OBJECTIVE: Check each line for the string "document", then give only how many lines have it.

Items listed in a dataset:
======
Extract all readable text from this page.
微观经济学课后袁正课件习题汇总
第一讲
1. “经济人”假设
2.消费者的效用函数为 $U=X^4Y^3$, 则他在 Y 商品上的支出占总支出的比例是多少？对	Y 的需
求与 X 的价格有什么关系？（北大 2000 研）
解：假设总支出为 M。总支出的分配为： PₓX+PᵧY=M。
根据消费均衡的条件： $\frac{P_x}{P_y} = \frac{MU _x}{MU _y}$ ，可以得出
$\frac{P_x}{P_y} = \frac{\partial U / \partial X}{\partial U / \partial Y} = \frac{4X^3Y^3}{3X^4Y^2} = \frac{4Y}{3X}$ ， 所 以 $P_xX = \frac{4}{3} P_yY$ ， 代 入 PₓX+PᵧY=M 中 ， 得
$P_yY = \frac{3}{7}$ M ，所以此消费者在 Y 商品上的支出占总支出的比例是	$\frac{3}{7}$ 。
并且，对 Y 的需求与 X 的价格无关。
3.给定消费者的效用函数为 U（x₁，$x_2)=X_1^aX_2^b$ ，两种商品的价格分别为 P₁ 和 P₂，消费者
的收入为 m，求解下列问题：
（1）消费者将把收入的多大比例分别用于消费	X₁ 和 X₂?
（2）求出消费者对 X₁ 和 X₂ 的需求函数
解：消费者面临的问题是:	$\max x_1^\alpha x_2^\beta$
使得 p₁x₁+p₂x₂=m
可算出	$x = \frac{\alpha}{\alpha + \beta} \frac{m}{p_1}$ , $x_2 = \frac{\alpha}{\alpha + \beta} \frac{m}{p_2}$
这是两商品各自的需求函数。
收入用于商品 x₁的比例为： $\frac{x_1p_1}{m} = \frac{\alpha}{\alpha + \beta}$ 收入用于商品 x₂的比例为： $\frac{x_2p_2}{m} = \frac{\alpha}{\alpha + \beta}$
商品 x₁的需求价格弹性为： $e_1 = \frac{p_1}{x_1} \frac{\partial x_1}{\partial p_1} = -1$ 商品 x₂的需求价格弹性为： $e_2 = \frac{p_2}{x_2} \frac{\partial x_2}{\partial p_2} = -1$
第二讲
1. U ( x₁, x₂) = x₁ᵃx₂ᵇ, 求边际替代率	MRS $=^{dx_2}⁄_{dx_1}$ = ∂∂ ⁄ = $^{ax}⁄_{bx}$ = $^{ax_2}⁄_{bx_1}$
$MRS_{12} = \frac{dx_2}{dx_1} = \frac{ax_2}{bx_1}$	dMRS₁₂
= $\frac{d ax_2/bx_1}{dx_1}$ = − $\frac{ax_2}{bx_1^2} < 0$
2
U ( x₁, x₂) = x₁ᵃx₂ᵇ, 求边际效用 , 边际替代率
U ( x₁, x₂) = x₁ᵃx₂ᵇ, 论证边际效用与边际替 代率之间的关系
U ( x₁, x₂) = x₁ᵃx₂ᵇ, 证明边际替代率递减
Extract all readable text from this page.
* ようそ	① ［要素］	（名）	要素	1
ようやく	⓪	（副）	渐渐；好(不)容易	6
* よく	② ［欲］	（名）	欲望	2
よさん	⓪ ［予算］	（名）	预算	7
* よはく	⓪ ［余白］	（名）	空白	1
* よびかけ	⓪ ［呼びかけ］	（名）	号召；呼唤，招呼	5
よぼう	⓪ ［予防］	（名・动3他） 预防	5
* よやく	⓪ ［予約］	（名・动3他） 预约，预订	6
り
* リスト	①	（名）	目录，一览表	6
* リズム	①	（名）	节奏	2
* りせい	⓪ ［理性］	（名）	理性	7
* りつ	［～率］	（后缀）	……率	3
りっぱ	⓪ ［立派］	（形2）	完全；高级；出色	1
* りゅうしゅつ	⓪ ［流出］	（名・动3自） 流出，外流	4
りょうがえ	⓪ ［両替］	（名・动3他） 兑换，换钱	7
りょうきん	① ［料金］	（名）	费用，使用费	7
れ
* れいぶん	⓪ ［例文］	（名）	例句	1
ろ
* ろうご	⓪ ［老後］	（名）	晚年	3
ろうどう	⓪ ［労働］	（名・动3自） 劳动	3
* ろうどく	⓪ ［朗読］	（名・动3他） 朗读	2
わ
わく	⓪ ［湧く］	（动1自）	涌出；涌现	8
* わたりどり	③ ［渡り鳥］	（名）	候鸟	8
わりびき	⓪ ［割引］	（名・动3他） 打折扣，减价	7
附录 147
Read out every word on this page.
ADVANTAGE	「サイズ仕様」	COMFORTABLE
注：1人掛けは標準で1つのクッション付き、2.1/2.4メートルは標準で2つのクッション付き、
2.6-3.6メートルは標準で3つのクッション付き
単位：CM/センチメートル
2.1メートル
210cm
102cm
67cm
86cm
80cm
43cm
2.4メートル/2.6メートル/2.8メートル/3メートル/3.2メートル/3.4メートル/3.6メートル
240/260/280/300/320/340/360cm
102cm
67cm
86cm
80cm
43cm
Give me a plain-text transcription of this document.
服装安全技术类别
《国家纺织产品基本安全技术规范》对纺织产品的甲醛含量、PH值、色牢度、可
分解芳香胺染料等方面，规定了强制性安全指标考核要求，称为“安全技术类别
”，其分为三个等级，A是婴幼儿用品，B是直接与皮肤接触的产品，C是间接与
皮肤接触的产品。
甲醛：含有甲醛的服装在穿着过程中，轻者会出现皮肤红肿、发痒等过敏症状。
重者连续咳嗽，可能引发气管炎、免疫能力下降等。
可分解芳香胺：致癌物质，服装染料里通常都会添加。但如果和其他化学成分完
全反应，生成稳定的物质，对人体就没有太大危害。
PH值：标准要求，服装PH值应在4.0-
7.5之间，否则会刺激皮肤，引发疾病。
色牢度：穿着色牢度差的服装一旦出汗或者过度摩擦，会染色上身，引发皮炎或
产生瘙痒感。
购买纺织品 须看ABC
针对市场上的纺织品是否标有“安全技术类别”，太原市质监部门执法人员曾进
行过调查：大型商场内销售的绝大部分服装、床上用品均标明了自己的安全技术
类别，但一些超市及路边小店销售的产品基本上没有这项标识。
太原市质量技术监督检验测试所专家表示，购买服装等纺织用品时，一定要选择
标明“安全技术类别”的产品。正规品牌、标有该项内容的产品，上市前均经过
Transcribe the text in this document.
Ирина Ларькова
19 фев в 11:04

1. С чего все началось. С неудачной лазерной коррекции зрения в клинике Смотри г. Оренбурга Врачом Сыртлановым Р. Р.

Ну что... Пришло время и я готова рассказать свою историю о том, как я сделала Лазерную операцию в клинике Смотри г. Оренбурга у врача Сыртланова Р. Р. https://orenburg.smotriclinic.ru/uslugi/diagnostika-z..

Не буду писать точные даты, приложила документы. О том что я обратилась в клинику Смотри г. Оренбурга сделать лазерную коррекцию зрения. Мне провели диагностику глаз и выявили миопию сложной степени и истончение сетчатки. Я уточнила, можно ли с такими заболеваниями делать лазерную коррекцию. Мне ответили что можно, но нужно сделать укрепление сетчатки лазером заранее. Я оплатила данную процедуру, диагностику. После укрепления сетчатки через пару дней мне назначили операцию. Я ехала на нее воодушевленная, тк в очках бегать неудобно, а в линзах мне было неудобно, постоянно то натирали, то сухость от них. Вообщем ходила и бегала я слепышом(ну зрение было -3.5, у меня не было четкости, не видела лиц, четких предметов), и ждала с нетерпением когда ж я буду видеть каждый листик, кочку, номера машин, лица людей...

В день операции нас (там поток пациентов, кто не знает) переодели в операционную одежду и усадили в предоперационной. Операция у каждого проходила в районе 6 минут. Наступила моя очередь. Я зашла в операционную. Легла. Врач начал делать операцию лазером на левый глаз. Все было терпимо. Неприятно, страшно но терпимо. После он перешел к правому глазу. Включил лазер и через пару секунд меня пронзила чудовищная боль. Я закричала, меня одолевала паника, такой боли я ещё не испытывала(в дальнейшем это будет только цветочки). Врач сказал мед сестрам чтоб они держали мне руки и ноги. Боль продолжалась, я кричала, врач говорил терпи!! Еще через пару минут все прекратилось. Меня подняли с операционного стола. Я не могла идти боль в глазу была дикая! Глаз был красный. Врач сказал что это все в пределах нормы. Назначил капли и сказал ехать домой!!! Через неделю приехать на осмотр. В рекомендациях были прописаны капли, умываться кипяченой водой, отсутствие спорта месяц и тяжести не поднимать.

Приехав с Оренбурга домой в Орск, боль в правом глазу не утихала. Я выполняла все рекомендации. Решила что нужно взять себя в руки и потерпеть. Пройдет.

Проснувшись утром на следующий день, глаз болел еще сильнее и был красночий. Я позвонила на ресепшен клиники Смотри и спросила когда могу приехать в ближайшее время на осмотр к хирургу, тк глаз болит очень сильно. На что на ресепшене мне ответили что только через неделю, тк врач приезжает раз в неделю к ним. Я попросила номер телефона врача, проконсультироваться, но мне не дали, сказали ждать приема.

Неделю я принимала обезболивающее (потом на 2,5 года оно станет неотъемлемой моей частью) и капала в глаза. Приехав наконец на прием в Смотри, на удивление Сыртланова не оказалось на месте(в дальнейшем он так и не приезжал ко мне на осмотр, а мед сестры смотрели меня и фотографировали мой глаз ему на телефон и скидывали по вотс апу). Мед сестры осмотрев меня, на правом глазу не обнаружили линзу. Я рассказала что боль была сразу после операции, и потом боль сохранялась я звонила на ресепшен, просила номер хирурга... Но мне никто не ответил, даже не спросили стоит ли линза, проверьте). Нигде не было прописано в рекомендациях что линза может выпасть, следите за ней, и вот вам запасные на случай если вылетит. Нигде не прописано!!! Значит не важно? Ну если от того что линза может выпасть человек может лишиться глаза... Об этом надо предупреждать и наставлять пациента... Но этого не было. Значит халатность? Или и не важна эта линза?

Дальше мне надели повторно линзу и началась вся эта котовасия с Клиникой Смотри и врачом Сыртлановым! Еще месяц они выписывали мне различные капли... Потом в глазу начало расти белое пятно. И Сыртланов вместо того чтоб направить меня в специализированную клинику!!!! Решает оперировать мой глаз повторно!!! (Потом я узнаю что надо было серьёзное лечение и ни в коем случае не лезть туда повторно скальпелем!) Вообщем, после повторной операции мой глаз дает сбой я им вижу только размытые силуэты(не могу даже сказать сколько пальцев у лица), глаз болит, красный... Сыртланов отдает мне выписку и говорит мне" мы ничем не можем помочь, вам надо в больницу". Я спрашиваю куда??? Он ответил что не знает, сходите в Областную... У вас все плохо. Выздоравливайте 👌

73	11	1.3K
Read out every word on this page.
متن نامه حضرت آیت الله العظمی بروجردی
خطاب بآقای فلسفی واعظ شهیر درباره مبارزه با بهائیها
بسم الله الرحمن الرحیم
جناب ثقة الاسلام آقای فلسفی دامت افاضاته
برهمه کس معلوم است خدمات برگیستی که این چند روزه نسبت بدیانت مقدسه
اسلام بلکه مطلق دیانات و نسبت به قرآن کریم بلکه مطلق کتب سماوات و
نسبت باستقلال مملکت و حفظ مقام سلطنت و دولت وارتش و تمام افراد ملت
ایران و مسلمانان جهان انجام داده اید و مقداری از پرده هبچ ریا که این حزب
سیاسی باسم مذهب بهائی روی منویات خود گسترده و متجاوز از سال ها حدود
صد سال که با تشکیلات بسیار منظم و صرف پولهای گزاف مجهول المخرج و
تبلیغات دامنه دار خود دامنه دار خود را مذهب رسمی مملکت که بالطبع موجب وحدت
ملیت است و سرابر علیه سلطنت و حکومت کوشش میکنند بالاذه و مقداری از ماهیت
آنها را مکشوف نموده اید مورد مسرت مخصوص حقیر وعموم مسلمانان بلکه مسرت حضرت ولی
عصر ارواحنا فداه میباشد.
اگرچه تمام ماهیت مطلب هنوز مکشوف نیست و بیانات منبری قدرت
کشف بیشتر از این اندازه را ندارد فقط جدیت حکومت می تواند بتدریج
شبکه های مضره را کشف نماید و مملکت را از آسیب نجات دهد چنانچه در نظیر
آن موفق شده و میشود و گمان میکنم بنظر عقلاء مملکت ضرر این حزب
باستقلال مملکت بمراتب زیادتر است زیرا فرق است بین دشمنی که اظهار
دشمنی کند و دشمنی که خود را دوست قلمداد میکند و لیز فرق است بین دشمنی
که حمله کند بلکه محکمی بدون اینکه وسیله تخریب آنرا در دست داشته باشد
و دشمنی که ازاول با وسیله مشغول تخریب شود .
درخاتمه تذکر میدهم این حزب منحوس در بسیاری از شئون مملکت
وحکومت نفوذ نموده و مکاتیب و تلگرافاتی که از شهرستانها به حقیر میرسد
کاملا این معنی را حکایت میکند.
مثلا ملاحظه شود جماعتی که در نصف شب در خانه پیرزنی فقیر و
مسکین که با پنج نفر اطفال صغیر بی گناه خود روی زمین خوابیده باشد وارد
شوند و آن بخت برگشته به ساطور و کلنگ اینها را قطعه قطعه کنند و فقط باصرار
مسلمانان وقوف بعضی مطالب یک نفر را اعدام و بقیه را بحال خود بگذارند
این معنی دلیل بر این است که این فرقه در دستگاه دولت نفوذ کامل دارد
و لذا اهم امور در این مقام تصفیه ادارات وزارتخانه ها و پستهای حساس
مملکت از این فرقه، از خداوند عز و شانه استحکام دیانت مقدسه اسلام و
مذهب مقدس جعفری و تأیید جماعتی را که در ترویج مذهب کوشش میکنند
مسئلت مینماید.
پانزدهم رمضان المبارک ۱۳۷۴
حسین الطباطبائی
======
FINISHED ANSWER: 2